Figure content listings
** begin **

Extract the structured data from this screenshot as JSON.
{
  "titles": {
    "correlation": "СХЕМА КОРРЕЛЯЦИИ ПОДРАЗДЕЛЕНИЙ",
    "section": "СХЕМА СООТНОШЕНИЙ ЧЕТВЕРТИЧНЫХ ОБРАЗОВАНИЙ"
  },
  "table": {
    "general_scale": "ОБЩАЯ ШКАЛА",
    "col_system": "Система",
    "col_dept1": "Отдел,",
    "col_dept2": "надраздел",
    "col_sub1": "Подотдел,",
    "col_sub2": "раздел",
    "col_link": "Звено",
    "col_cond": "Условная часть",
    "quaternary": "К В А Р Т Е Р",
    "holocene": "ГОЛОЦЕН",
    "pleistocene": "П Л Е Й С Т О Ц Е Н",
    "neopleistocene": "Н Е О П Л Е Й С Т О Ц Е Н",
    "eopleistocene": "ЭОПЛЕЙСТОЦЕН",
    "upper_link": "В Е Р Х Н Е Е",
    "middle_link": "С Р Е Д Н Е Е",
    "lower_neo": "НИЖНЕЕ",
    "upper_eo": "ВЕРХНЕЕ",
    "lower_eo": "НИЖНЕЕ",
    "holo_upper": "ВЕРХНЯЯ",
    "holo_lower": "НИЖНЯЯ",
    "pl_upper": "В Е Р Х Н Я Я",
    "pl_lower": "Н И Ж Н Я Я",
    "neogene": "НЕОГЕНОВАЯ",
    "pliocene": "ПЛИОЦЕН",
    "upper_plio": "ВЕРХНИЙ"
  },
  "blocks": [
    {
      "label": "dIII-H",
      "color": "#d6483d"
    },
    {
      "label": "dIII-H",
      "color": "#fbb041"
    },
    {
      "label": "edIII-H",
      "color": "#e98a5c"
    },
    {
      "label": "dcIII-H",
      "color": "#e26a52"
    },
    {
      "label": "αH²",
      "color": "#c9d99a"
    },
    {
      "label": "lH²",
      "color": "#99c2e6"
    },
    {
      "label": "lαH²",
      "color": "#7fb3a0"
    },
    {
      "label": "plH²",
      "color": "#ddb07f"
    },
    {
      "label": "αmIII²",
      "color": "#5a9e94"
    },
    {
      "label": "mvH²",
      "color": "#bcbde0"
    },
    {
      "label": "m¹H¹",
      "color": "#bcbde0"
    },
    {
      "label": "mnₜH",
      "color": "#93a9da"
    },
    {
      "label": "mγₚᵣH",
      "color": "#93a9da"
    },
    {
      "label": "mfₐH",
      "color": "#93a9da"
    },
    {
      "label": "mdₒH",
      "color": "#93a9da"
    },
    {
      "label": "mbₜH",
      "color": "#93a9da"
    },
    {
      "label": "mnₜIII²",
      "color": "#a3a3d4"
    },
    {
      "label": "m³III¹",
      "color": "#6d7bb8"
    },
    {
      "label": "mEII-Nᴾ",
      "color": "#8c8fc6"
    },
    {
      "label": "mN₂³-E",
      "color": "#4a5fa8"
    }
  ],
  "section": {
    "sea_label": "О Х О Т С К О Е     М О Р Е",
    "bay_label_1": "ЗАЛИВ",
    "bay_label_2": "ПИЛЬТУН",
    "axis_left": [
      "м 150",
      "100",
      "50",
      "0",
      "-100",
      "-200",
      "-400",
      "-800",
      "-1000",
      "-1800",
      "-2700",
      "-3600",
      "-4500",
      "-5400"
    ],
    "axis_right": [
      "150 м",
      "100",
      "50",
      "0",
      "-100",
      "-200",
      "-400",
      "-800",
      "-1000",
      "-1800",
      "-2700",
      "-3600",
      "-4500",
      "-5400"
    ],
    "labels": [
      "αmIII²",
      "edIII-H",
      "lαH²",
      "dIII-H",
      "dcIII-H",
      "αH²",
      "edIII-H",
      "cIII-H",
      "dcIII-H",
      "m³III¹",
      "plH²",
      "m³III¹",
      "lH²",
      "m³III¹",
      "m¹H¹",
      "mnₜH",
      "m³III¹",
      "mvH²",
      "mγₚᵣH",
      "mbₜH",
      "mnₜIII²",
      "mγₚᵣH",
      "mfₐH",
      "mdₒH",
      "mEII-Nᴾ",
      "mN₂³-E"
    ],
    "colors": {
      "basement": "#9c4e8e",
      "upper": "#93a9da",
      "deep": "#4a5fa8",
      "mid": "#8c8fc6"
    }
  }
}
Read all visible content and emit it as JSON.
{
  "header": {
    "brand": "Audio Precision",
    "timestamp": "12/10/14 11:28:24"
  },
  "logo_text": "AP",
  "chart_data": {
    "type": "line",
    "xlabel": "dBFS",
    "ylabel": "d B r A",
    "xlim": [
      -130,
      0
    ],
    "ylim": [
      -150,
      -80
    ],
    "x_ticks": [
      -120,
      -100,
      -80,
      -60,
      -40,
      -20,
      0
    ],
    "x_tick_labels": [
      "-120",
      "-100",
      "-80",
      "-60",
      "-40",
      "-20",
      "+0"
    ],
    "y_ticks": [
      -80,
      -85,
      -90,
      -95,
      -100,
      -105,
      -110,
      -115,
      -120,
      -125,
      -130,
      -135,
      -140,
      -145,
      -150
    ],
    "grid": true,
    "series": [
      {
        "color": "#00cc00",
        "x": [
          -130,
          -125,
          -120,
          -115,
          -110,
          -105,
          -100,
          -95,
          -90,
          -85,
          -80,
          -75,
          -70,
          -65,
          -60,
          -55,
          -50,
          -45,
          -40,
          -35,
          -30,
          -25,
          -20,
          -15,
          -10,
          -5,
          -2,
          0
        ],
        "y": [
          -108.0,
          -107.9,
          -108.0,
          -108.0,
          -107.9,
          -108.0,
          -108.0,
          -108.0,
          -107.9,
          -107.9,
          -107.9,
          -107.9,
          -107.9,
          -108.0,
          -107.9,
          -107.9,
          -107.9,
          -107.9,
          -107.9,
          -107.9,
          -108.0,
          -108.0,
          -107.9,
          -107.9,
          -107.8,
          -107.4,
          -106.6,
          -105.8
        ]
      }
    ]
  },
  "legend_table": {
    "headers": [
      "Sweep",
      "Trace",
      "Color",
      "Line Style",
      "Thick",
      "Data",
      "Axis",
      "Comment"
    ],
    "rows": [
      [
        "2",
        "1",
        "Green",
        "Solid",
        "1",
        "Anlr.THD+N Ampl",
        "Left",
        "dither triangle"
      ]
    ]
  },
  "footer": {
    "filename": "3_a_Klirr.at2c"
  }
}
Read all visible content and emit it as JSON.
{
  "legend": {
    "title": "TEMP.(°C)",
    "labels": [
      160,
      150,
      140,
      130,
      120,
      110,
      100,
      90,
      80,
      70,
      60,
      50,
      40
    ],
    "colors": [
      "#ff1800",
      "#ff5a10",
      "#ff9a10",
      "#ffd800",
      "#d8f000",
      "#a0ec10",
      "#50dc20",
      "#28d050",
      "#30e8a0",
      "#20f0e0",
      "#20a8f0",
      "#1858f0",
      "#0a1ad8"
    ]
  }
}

** end **

Exercise requirements: Check every line of the data, and copy the ones that contain "section".

Written solution:
    "section": "СХЕМА СООТНОШЕНИЙ ЧЕТВЕРТИЧНЫХ ОБРАЗОВАНИЙ"
  "section": {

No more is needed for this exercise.